Figure contents as structured data:
** Begin **
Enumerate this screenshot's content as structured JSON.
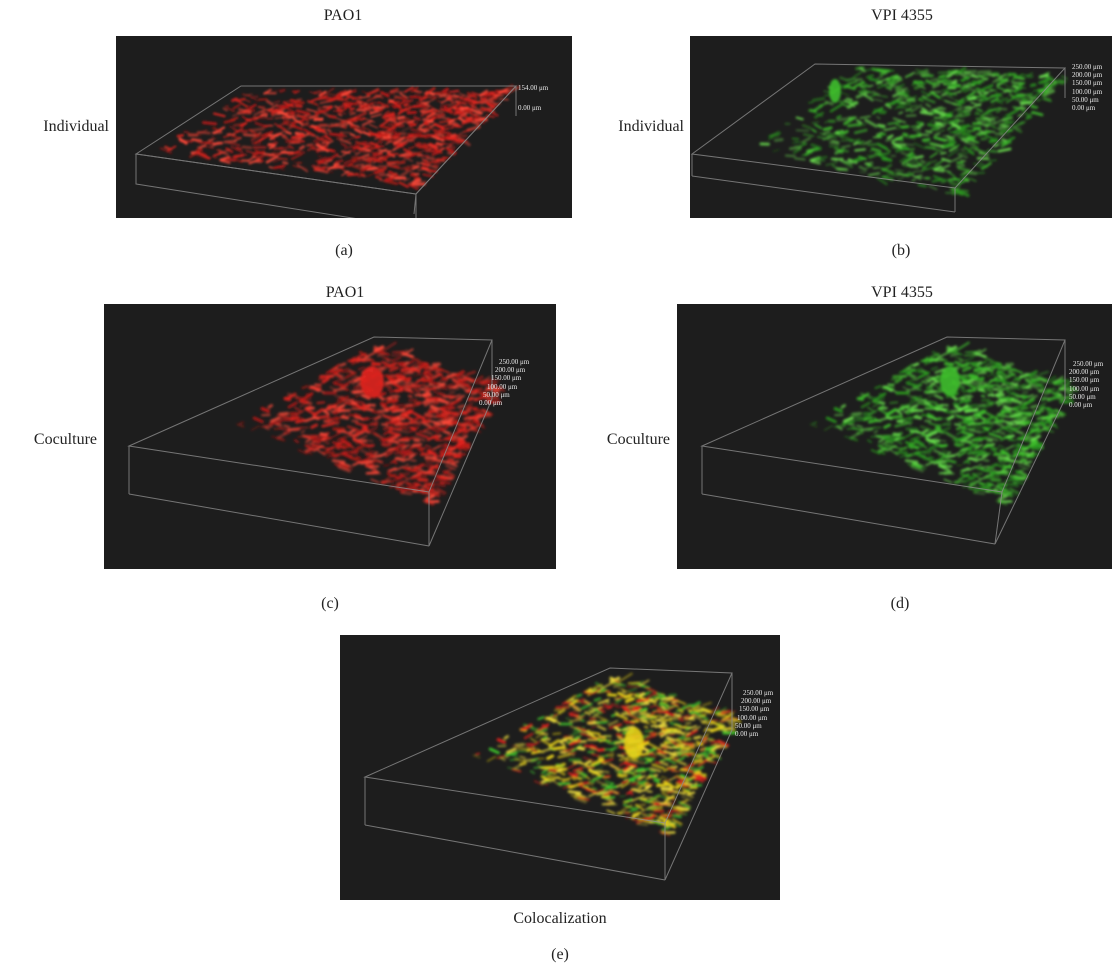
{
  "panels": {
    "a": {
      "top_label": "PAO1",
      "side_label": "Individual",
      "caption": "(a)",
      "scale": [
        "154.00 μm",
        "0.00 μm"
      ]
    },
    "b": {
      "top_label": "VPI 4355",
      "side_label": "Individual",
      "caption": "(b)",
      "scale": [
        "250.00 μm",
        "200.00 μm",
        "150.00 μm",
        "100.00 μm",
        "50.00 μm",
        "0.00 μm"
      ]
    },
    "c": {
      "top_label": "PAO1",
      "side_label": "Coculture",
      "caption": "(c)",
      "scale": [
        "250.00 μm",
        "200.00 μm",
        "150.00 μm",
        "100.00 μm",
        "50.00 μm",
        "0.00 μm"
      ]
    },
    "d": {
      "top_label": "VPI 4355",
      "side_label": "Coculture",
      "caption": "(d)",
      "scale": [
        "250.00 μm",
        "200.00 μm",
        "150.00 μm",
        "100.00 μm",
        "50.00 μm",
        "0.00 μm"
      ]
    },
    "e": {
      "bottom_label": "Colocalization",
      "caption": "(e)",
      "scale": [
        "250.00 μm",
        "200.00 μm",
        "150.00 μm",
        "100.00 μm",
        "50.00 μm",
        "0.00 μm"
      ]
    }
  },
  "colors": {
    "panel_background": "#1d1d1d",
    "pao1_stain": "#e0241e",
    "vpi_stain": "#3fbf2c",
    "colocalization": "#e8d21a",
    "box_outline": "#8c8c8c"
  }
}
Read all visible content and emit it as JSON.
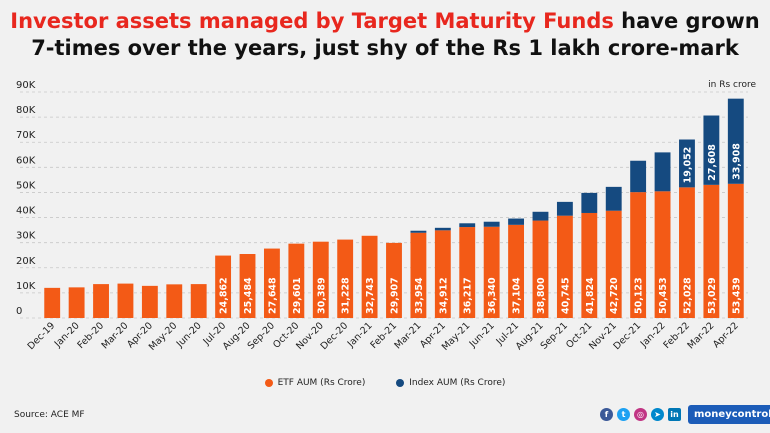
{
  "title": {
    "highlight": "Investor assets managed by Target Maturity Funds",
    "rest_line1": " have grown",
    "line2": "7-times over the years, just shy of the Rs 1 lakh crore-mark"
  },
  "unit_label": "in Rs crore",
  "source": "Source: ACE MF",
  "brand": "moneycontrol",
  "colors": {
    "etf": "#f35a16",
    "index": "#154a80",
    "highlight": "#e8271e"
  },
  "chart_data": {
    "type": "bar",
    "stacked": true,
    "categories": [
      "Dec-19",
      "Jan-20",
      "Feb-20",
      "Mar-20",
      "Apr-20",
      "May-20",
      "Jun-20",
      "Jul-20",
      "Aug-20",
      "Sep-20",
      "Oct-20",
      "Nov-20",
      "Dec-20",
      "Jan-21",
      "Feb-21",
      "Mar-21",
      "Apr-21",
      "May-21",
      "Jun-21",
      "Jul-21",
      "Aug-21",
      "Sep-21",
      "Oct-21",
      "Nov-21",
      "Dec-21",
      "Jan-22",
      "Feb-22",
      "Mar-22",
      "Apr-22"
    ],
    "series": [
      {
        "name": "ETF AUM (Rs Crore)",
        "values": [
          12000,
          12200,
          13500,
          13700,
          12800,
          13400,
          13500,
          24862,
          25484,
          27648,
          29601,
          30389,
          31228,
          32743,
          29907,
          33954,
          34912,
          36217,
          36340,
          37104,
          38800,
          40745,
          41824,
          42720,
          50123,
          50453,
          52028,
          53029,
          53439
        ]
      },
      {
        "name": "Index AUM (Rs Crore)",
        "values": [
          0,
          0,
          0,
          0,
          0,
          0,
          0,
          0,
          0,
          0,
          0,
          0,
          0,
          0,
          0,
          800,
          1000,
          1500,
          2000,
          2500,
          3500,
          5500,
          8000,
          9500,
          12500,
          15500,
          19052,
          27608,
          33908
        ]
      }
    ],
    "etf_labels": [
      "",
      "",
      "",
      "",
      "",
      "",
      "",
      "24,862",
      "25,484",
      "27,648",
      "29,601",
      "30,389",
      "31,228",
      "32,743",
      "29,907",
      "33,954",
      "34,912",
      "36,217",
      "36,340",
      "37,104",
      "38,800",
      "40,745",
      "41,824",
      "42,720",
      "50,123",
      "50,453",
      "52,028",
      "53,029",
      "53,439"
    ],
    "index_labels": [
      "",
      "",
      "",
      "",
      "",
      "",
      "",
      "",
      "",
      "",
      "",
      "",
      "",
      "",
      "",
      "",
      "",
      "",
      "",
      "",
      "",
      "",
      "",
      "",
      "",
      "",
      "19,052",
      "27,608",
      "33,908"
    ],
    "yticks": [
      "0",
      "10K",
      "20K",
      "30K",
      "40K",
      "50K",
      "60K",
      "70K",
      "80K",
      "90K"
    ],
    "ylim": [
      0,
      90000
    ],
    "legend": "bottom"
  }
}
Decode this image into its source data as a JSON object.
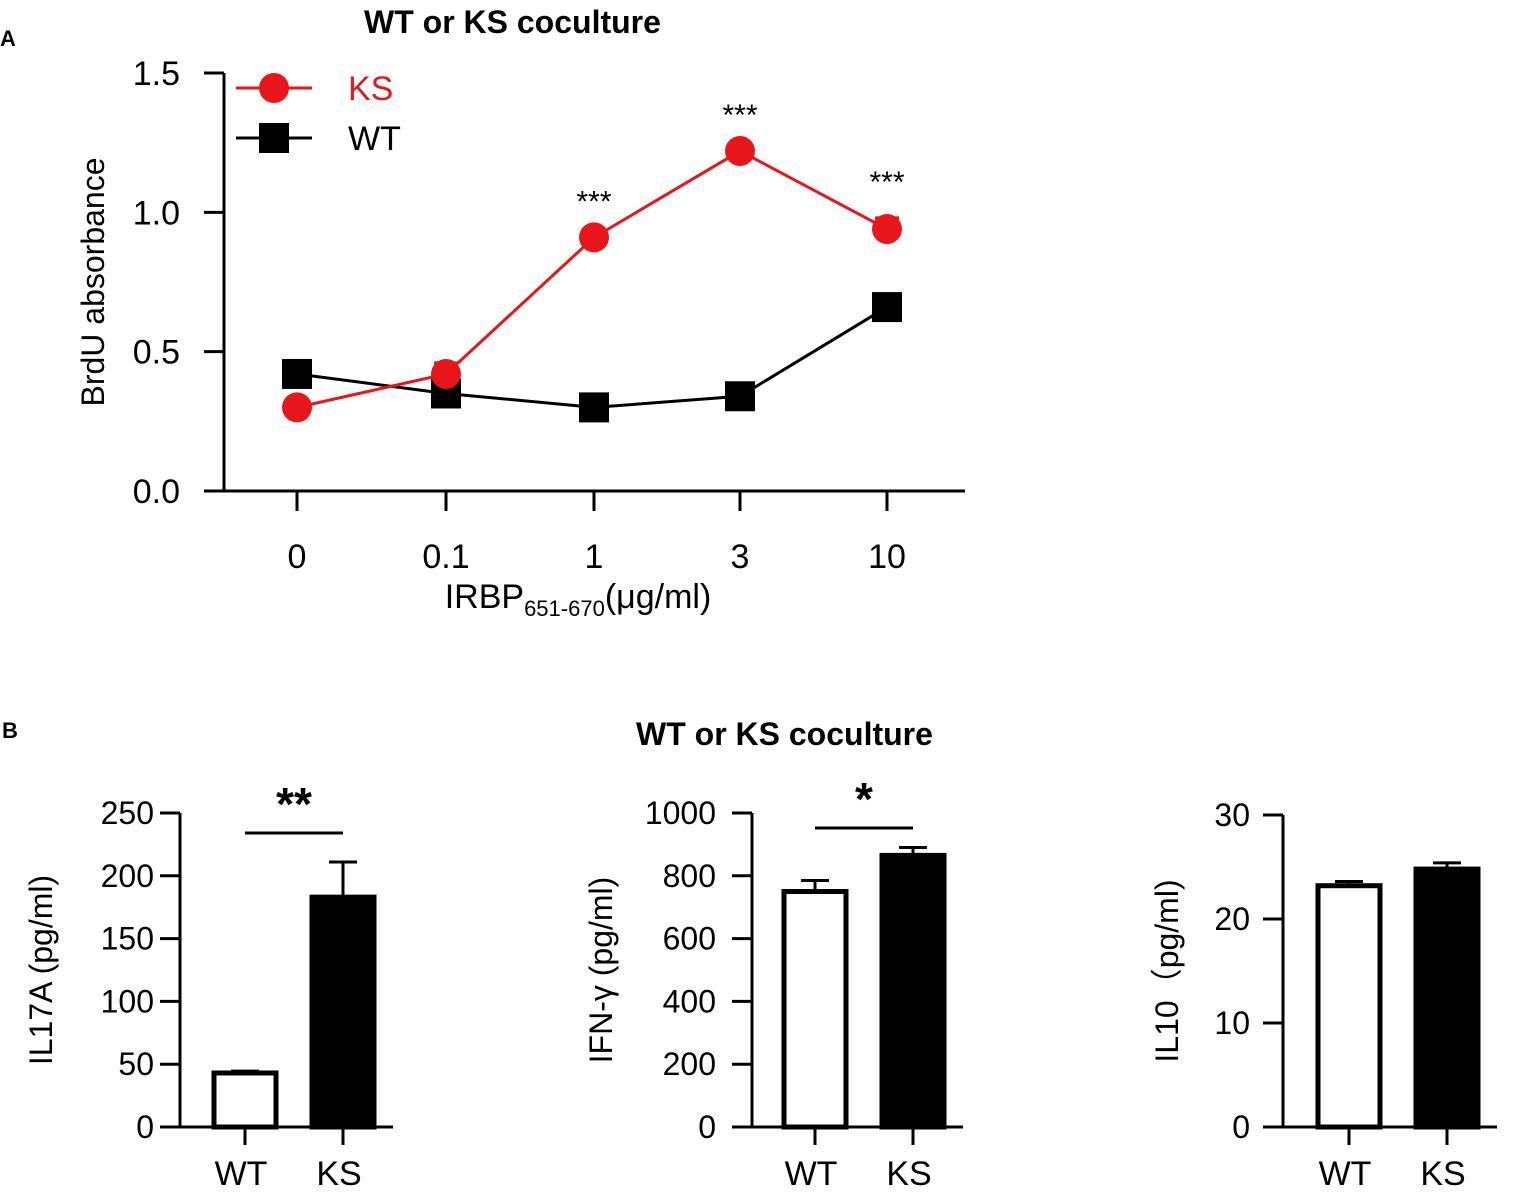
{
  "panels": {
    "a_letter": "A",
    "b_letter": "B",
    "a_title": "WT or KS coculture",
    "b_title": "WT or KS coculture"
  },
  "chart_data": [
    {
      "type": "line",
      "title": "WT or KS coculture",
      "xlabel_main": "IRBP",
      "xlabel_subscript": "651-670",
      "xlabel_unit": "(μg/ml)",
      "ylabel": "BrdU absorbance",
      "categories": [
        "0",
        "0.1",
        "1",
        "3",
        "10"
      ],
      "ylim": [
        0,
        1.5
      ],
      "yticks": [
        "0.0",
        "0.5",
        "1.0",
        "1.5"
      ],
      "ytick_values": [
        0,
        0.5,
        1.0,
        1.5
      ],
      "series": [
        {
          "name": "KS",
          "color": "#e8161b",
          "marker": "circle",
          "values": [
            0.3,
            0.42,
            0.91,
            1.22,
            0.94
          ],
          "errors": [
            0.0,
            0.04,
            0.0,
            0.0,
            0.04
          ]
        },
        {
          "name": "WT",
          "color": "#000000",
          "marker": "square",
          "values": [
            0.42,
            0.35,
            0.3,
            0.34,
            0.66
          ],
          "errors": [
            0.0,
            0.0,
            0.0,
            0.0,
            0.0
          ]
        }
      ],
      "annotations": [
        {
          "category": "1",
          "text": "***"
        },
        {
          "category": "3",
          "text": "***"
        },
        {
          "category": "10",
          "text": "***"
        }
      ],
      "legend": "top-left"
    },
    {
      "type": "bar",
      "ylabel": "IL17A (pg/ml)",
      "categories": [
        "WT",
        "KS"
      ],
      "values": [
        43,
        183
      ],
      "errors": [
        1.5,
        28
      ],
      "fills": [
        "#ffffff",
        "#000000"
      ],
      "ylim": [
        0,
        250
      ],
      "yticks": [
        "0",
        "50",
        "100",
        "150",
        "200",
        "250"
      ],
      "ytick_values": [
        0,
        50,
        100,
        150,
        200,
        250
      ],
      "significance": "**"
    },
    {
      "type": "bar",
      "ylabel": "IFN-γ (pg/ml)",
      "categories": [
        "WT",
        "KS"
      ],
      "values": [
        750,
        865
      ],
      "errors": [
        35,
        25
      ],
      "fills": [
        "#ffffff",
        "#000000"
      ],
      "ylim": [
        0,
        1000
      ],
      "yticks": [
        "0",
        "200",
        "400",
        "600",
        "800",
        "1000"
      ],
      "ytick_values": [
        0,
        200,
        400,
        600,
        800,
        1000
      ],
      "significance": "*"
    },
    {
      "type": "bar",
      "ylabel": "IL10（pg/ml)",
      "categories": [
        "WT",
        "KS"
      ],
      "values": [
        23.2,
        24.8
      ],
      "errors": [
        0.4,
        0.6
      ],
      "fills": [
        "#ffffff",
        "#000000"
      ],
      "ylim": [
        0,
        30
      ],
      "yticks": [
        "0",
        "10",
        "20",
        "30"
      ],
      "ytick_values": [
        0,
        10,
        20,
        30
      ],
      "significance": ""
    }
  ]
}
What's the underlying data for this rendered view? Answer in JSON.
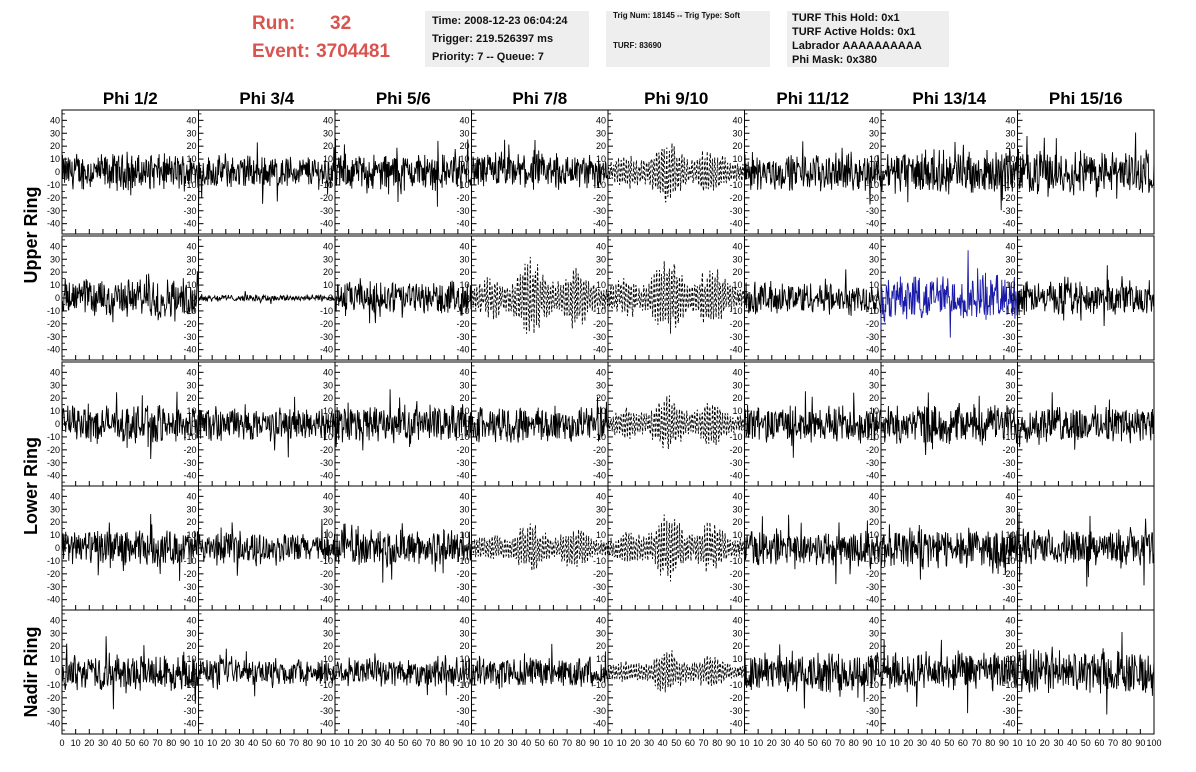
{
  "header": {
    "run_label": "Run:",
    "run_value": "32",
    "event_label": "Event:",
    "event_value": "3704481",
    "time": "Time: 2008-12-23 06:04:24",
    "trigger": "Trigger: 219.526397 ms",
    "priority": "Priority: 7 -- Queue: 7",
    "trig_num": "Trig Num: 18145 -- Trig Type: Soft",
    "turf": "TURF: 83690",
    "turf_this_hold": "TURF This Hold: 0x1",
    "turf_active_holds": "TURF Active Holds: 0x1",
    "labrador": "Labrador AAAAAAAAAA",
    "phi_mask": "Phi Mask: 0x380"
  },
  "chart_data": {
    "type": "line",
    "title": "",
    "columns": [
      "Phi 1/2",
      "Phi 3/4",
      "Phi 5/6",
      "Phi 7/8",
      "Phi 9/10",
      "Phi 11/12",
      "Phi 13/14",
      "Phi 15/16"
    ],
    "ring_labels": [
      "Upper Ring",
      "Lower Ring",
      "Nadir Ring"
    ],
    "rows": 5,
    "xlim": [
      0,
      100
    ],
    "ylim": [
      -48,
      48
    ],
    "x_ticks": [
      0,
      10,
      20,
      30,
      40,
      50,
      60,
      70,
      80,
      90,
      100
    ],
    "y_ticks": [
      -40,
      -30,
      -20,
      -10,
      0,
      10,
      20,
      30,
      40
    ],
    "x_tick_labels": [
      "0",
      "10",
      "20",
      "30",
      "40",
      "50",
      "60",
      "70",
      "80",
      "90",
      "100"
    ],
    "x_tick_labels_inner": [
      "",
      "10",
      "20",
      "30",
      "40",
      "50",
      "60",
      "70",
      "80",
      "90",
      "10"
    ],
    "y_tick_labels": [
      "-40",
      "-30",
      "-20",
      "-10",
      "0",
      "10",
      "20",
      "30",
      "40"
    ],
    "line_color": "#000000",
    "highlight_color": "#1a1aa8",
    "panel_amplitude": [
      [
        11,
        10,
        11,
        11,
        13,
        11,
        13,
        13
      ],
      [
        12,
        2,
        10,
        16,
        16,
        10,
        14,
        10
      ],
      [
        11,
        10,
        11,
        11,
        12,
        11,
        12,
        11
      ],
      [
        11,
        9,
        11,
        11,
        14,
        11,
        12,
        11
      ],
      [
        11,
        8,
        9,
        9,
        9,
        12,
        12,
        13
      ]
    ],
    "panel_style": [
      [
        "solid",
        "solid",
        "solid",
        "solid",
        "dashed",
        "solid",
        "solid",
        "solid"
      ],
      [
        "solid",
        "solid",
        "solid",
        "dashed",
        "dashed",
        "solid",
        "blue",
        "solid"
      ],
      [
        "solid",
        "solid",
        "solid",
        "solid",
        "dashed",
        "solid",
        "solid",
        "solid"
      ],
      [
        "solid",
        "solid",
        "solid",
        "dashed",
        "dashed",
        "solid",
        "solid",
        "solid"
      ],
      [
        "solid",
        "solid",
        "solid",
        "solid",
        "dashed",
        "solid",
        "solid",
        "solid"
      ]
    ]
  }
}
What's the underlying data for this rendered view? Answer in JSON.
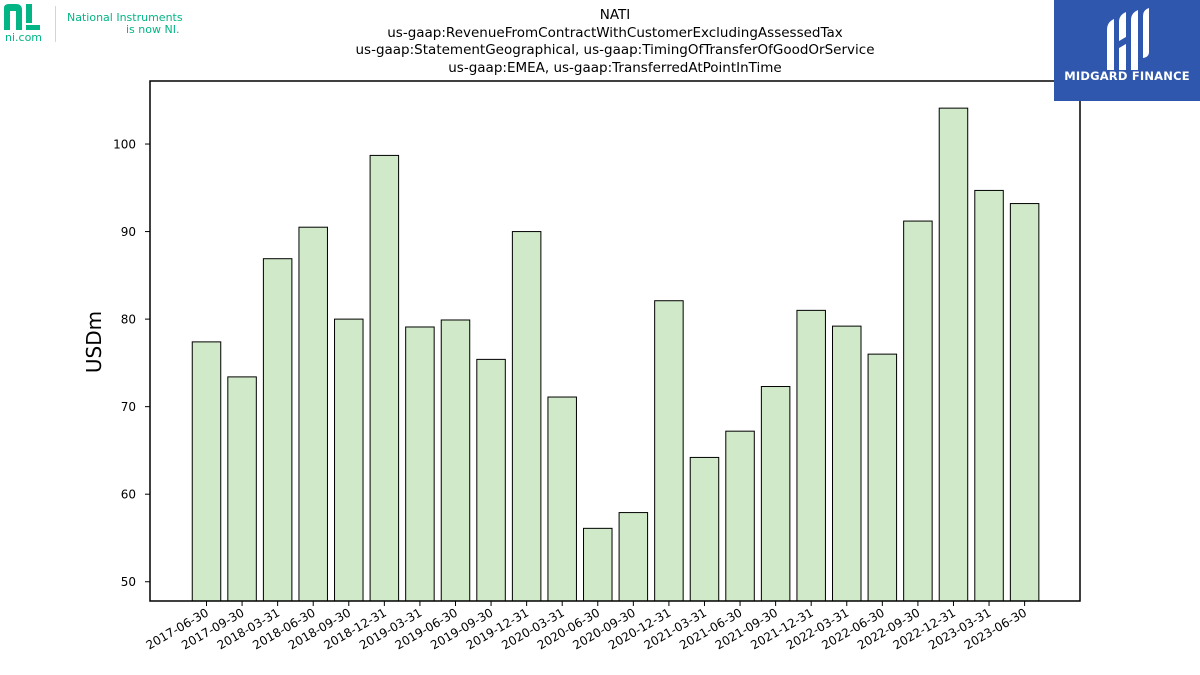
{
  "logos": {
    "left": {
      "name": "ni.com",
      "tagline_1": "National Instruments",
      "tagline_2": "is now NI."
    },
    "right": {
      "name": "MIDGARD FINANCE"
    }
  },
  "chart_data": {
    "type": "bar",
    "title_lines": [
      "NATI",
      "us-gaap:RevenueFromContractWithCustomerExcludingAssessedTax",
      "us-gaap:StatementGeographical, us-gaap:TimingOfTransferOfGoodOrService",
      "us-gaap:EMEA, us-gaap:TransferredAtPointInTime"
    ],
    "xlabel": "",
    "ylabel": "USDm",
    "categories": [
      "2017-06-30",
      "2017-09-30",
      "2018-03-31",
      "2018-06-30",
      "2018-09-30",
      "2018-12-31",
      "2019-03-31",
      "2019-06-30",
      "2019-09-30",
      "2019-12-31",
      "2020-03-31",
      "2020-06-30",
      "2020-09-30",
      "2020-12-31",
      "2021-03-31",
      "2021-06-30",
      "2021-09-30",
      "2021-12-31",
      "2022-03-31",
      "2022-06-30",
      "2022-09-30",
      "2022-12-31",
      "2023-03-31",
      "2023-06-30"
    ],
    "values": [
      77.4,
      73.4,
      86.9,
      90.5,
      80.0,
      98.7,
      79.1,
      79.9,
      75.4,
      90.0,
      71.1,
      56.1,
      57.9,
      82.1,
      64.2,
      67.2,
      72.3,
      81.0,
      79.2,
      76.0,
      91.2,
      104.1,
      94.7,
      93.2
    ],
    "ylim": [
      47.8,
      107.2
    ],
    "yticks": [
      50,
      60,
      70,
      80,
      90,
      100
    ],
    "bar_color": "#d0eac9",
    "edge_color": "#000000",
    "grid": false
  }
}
** End **
● **EXERCISE DETAILS**
Copy down every line of the entries containing the word "JSON".

● **EXERCISE RESPONSE**
Enumerate this screenshot's content as structured JSON.
Read all visible content and emit it as JSON.
Decode this image into its source data as a JSON object.
What's the underlying data for this rendered view? Answer in JSON.
What's the underlying data for this rendered view? Answer in JSON.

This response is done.